### Given records ###

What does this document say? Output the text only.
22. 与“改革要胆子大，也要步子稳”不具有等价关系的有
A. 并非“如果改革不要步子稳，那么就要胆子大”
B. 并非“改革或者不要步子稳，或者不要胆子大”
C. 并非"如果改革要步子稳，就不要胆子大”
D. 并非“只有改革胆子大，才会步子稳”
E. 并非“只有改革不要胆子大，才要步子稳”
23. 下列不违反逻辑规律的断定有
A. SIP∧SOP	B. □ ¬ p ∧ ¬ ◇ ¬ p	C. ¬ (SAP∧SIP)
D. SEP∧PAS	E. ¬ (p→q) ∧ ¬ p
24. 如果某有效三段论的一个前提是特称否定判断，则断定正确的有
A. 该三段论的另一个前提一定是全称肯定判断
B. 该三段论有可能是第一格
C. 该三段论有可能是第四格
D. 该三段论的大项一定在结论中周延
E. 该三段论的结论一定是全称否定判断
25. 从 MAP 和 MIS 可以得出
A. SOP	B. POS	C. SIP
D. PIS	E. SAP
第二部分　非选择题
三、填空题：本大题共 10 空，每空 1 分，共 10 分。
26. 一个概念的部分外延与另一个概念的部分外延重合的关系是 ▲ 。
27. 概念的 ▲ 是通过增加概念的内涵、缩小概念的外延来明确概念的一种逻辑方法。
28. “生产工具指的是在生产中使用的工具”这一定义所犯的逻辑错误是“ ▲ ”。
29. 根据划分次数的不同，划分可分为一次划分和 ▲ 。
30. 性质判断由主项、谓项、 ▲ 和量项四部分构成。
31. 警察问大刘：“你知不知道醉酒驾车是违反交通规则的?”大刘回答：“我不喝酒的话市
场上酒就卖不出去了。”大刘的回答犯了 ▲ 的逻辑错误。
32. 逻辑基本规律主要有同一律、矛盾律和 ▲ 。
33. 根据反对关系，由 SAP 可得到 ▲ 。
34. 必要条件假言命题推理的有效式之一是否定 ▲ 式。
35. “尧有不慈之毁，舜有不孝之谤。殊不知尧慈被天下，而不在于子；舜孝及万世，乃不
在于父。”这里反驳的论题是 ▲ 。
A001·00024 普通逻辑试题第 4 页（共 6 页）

###

### Work to be completed
Reproduce the data, keeping every line exactly the same.

### Completed exercise
What does this document say? Output the text only.
22. 与“改革要胆子大，也要步子稳”不具有等价关系的有
A. 并非“如果改革不要步子稳，那么就要胆子大”
B. 并非“改革或者不要步子稳，或者不要胆子大”
C. 并非"如果改革要步子稳，就不要胆子大”
D. 并非“只有改革胆子大，才会步子稳”
E. 并非“只有改革不要胆子大，才要步子稳”
23. 下列不违反逻辑规律的断定有
A. SIP∧SOP	B. □ ¬ p ∧ ¬ ◇ ¬ p	C. ¬ (SAP∧SIP)
D. SEP∧PAS	E. ¬ (p→q) ∧ ¬ p
24. 如果某有效三段论的一个前提是特称否定判断，则断定正确的有
A. 该三段论的另一个前提一定是全称肯定判断
B. 该三段论有可能是第一格
C. 该三段论有可能是第四格
D. 该三段论的大项一定在结论中周延
E. 该三段论的结论一定是全称否定判断
25. 从 MAP 和 MIS 可以得出
A. SOP	B. POS	C. SIP
D. PIS	E. SAP
第二部分　非选择题
三、填空题：本大题共 10 空，每空 1 分，共 10 分。
26. 一个概念的部分外延与另一个概念的部分外延重合的关系是 ▲ 。
27. 概念的 ▲ 是通过增加概念的内涵、缩小概念的外延来明确概念的一种逻辑方法。
28. “生产工具指的是在生产中使用的工具”这一定义所犯的逻辑错误是“ ▲ ”。
29. 根据划分次数的不同，划分可分为一次划分和 ▲ 。
30. 性质判断由主项、谓项、 ▲ 和量项四部分构成。
31. 警察问大刘：“你知不知道醉酒驾车是违反交通规则的?”大刘回答：“我不喝酒的话市
场上酒就卖不出去了。”大刘的回答犯了 ▲ 的逻辑错误。
32. 逻辑基本规律主要有同一律、矛盾律和 ▲ 。
33. 根据反对关系，由 SAP 可得到 ▲ 。
34. 必要条件假言命题推理的有效式之一是否定 ▲ 式。
35. “尧有不慈之毁，舜有不孝之谤。殊不知尧慈被天下，而不在于子；舜孝及万世，乃不
在于父。”这里反驳的论题是 ▲ 。
A001·00024 普通逻辑试题第 4 页（共 6 页）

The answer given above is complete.